Brief: Scan the records and identify every line in which the string "JSON" occurs, then return those lines.

── Listed entries ──

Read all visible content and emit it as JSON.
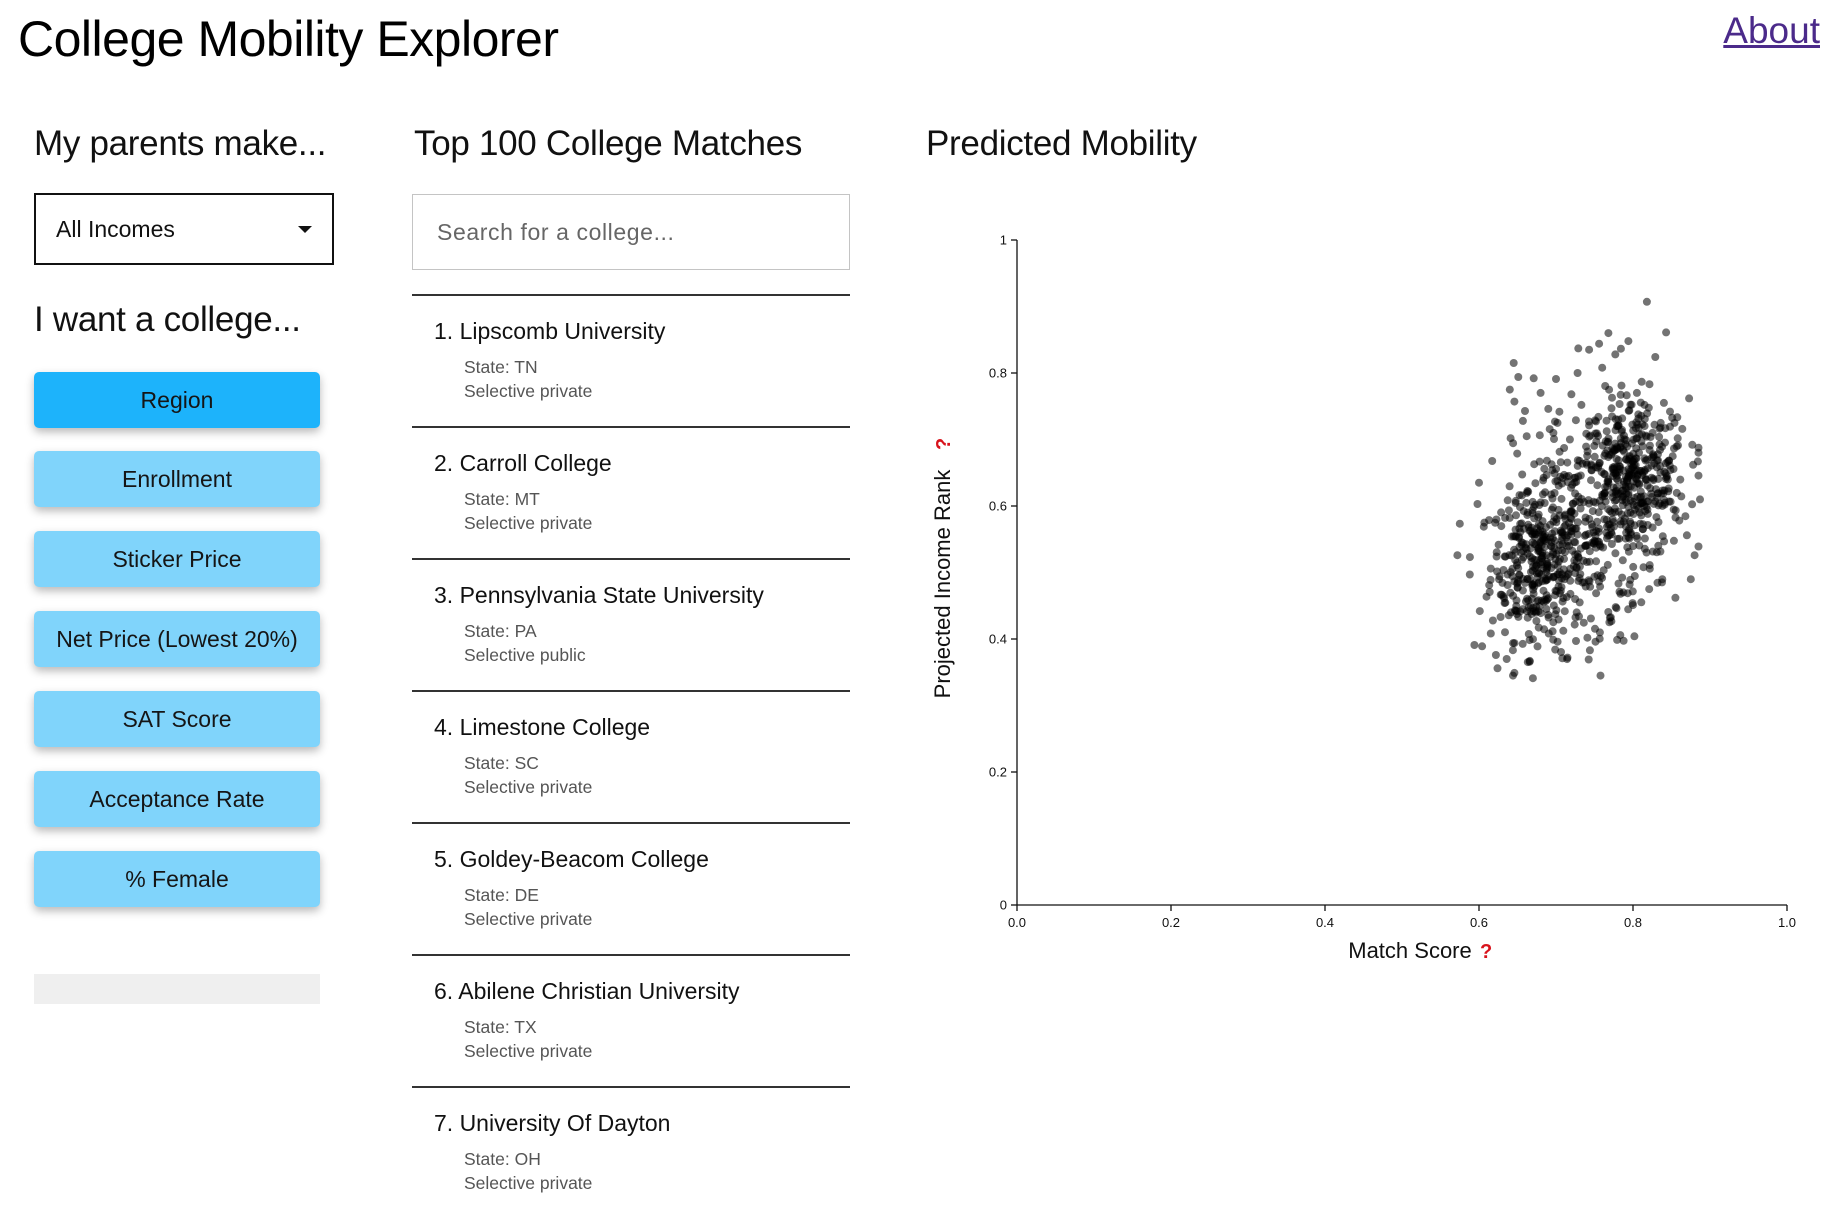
{
  "header": {
    "title": "College Mobility Explorer",
    "about_label": "About"
  },
  "income": {
    "heading": "My parents make...",
    "selected": "All Incomes"
  },
  "preferences": {
    "heading": "I want a college...",
    "buttons": [
      {
        "label": "Region",
        "active": true
      },
      {
        "label": "Enrollment",
        "active": false
      },
      {
        "label": "Sticker Price",
        "active": false
      },
      {
        "label": "Net Price (Lowest 20%)",
        "active": false
      },
      {
        "label": "SAT Score",
        "active": false
      },
      {
        "label": "Acceptance Rate",
        "active": false
      },
      {
        "label": "% Female",
        "active": false
      }
    ]
  },
  "matches": {
    "heading": "Top 100 College Matches",
    "search_placeholder": "Search for a college...",
    "colleges": [
      {
        "name": "1. Lipscomb University",
        "state": "State: TN",
        "type": "Selective private"
      },
      {
        "name": "2. Carroll College",
        "state": "State: MT",
        "type": "Selective private"
      },
      {
        "name": "3. Pennsylvania State University",
        "state": "State: PA",
        "type": "Selective public"
      },
      {
        "name": "4. Limestone College",
        "state": "State: SC",
        "type": "Selective private"
      },
      {
        "name": "5. Goldey-Beacom College",
        "state": "State: DE",
        "type": "Selective private"
      },
      {
        "name": "6. Abilene Christian University",
        "state": "State: TX",
        "type": "Selective private"
      },
      {
        "name": "7. University Of Dayton",
        "state": "State: OH",
        "type": "Selective private"
      }
    ]
  },
  "mobility": {
    "heading": "Predicted Mobility"
  },
  "chart_data": {
    "type": "scatter",
    "xlabel": "Match Score",
    "ylabel": "Projected Income Rank",
    "help_mark": "?",
    "xlim": [
      0,
      1
    ],
    "ylim": [
      0,
      1
    ],
    "x_ticks": [
      "0.0",
      "0.2",
      "0.4",
      "0.6",
      "0.8",
      "1.0"
    ],
    "y_ticks": [
      "0",
      "0.2",
      "0.4",
      "0.6",
      "0.8",
      "1"
    ],
    "point_color": "#000000",
    "point_opacity": 0.55,
    "points": [
      [
        0.818,
        0.907
      ],
      [
        0.843,
        0.861
      ],
      [
        0.768,
        0.86
      ],
      [
        0.794,
        0.848
      ],
      [
        0.756,
        0.844
      ],
      [
        0.729,
        0.837
      ],
      [
        0.743,
        0.835
      ],
      [
        0.777,
        0.828
      ],
      [
        0.829,
        0.824
      ],
      [
        0.645,
        0.815
      ],
      [
        0.651,
        0.794
      ],
      [
        0.671,
        0.792
      ],
      [
        0.7,
        0.791
      ],
      [
        0.728,
        0.8
      ],
      [
        0.76,
        0.808
      ],
      [
        0.785,
        0.781
      ],
      [
        0.64,
        0.775
      ],
      [
        0.68,
        0.77
      ],
      [
        0.72,
        0.768
      ],
      [
        0.805,
        0.77
      ],
      [
        0.646,
        0.757
      ],
      [
        0.69,
        0.746
      ],
      [
        0.733,
        0.752
      ],
      [
        0.755,
        0.734
      ],
      [
        0.815,
        0.752
      ],
      [
        0.848,
        0.742
      ],
      [
        0.657,
        0.728
      ],
      [
        0.702,
        0.725
      ],
      [
        0.836,
        0.725
      ],
      [
        0.864,
        0.716
      ],
      [
        0.662,
        0.705
      ],
      [
        0.718,
        0.7
      ],
      [
        0.877,
        0.692
      ],
      [
        0.878,
        0.662
      ],
      [
        0.887,
        0.61
      ],
      [
        0.6,
        0.635
      ],
      [
        0.598,
        0.603
      ],
      [
        0.607,
        0.575
      ],
      [
        0.572,
        0.526
      ],
      [
        0.588,
        0.497
      ],
      [
        0.601,
        0.442
      ],
      [
        0.594,
        0.391
      ],
      [
        0.604,
        0.389
      ],
      [
        0.622,
        0.376
      ],
      [
        0.624,
        0.356
      ],
      [
        0.636,
        0.37
      ],
      [
        0.646,
        0.349
      ],
      [
        0.666,
        0.367
      ],
      [
        0.67,
        0.341
      ],
      [
        0.699,
        0.384
      ],
      [
        0.715,
        0.372
      ],
      [
        0.726,
        0.397
      ],
      [
        0.744,
        0.383
      ],
      [
        0.757,
        0.41
      ],
      [
        0.77,
        0.432
      ],
      [
        0.8,
        0.451
      ],
      [
        0.821,
        0.475
      ],
      [
        0.838,
        0.49
      ],
      [
        0.855,
        0.462
      ],
      [
        0.875,
        0.49
      ],
      [
        0.88,
        0.526
      ],
      [
        0.87,
        0.556
      ],
      [
        0.76,
        0.617
      ],
      [
        0.741,
        0.682
      ],
      [
        0.698,
        0.649
      ]
    ],
    "clusters": [
      {
        "cx": 0.675,
        "cy": 0.51,
        "sx": 0.03,
        "sy": 0.055,
        "n": 330
      },
      {
        "cx": 0.8,
        "cy": 0.64,
        "sx": 0.036,
        "sy": 0.06,
        "n": 380
      },
      {
        "cx": 0.735,
        "cy": 0.57,
        "sx": 0.045,
        "sy": 0.09,
        "n": 260
      }
    ]
  }
}
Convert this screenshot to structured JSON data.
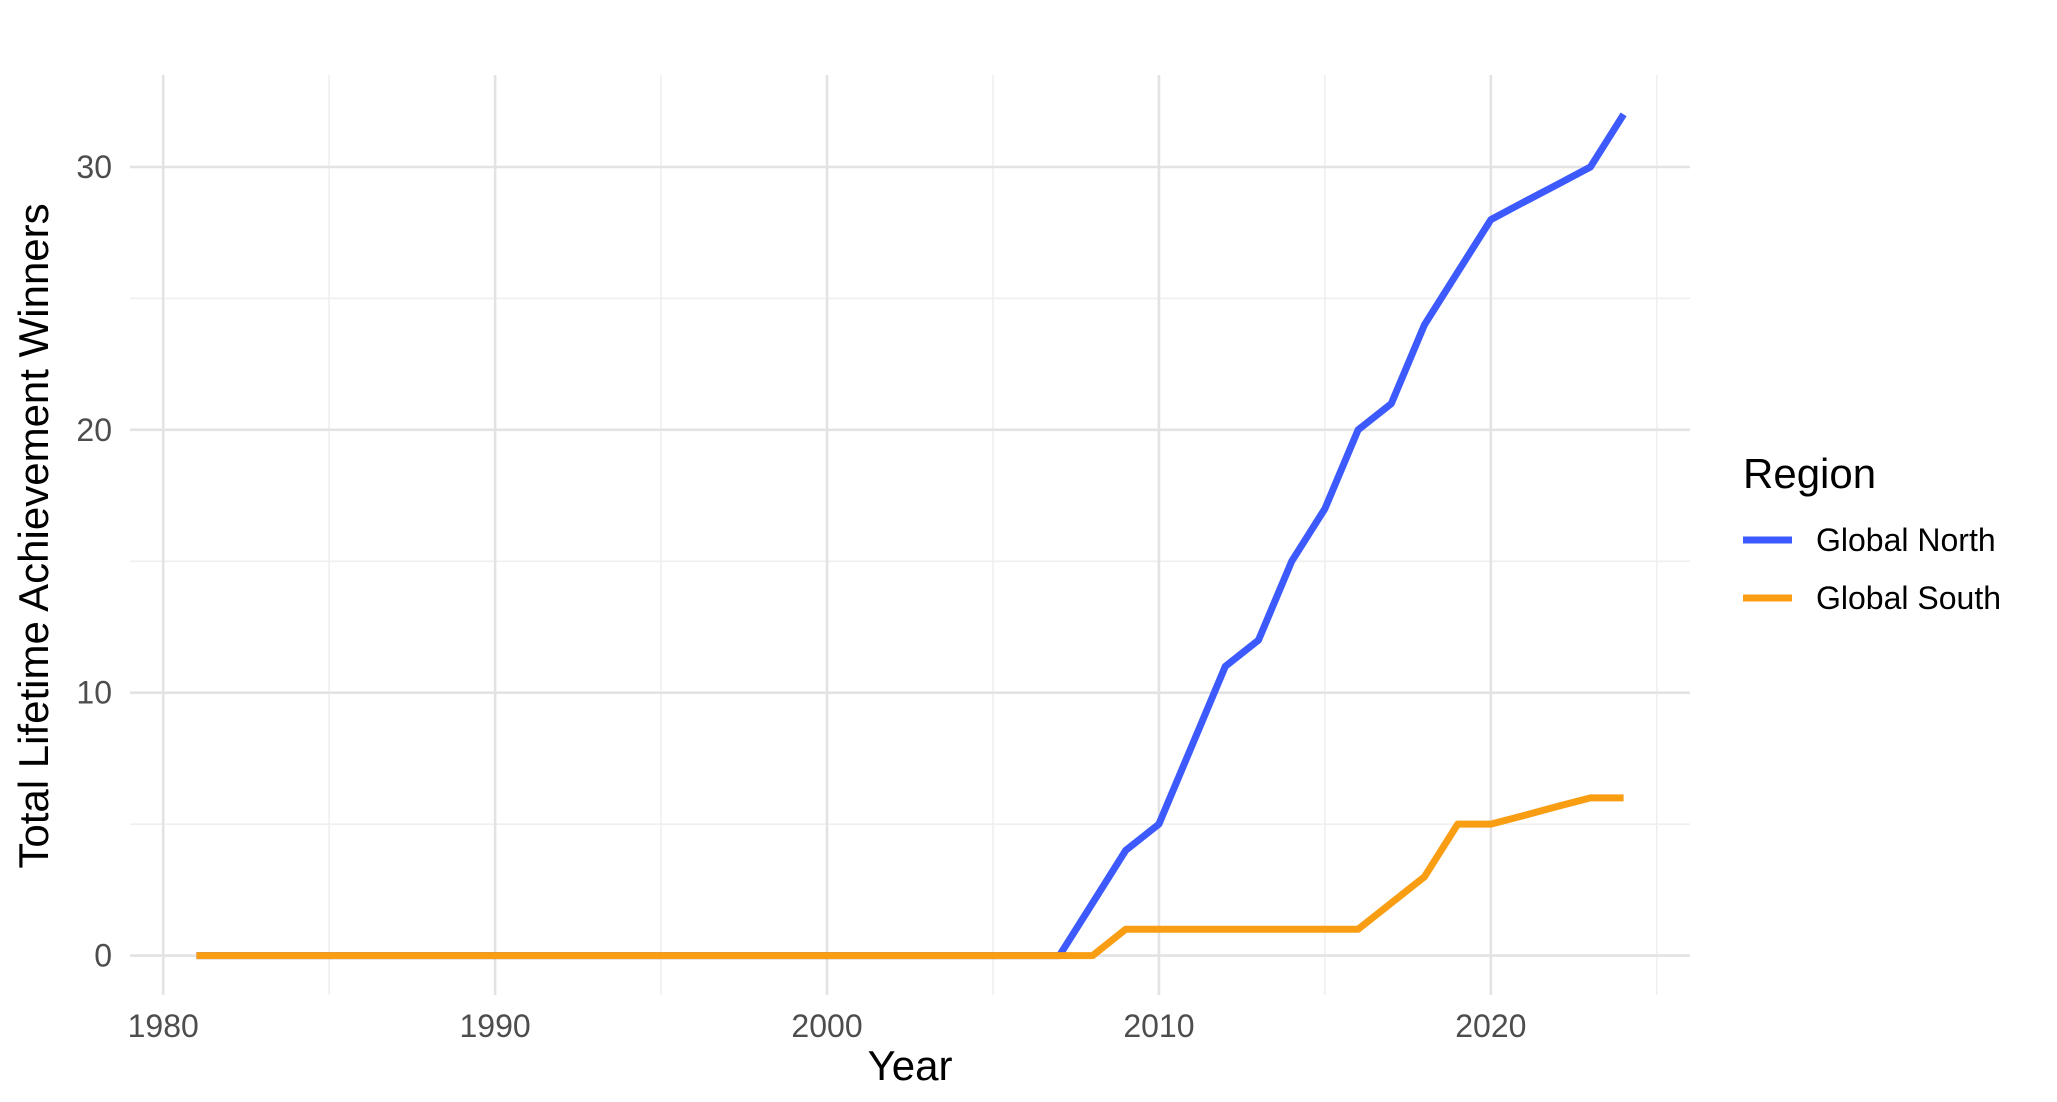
{
  "chart_data": {
    "type": "line",
    "xlabel": "Year",
    "ylabel": "Total Lifetime Achievement Winners",
    "xlim": [
      1979,
      2026
    ],
    "ylim": [
      -1.5,
      33.5
    ],
    "x_ticks": [
      1980,
      1990,
      2000,
      2010,
      2020
    ],
    "x_minor_ticks": [
      1985,
      1995,
      2005,
      2015,
      2025
    ],
    "y_ticks": [
      0,
      10,
      20,
      30
    ],
    "y_minor_ticks": [
      5,
      15,
      25
    ],
    "grid": true,
    "legend": {
      "title": "Region",
      "position": "right"
    },
    "series": [
      {
        "name": "Global North",
        "color": "#3d5afe",
        "x": [
          1981,
          2007,
          2008,
          2009,
          2010,
          2011,
          2012,
          2013,
          2014,
          2015,
          2016,
          2017,
          2018,
          2019,
          2020,
          2021,
          2022,
          2023,
          2024
        ],
        "y": [
          0,
          0,
          2,
          4,
          5,
          8,
          11,
          12,
          15,
          17,
          20,
          21,
          24,
          26,
          28,
          28.67,
          29.33,
          30,
          32
        ]
      },
      {
        "name": "Global South",
        "color": "#f99d12",
        "x": [
          1981,
          2008,
          2009,
          2010,
          2011,
          2012,
          2013,
          2014,
          2015,
          2016,
          2017,
          2018,
          2019,
          2020,
          2021,
          2022,
          2023,
          2024
        ],
        "y": [
          0,
          0,
          1,
          1,
          1,
          1,
          1,
          1,
          1,
          1,
          2,
          3,
          5,
          5,
          5.33,
          5.67,
          6,
          6
        ]
      }
    ]
  }
}
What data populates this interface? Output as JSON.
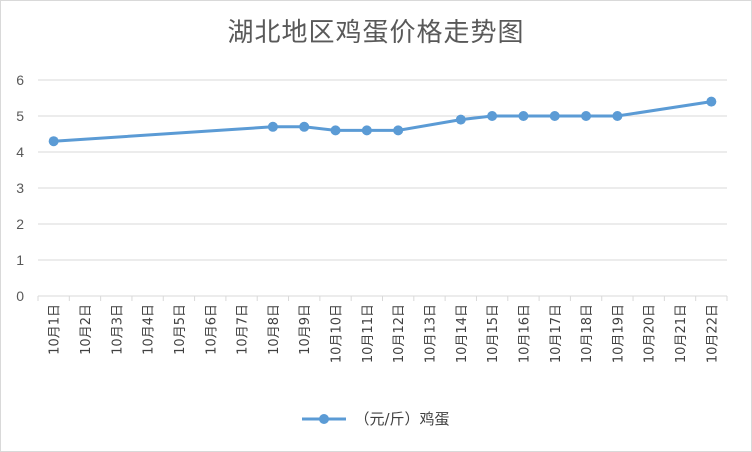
{
  "chart_data": {
    "type": "line",
    "title": "湖北地区鸡蛋价格走势图",
    "xlabel": "",
    "ylabel": "",
    "ylim": [
      0,
      6
    ],
    "yticks": [
      "0",
      "1",
      "2",
      "3",
      "4",
      "5",
      "6"
    ],
    "grid": true,
    "legend_position": "bottom",
    "categories": [
      "10月1日",
      "10月2日",
      "10月3日",
      "10月4日",
      "10月5日",
      "10月6日",
      "10月7日",
      "10月8日",
      "10月9日",
      "10月10日",
      "10月11日",
      "10月12日",
      "10月13日",
      "10月14日",
      "10月15日",
      "10月16日",
      "10月17日",
      "10月18日",
      "10月19日",
      "10月20日",
      "10月21日",
      "10月22日"
    ],
    "series": [
      {
        "name": "（元/斤）鸡蛋",
        "color": "#5b9bd5",
        "values": [
          4.3,
          null,
          null,
          null,
          null,
          null,
          null,
          4.7,
          4.7,
          4.6,
          4.6,
          4.6,
          null,
          4.9,
          5.0,
          5.0,
          5.0,
          5.0,
          5.0,
          null,
          null,
          5.4
        ]
      }
    ]
  }
}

───

Written response:
Read all visible content and emit it as JSON.
Convert this screenshot to structured JSON data.
What data populates this interface? Output as JSON.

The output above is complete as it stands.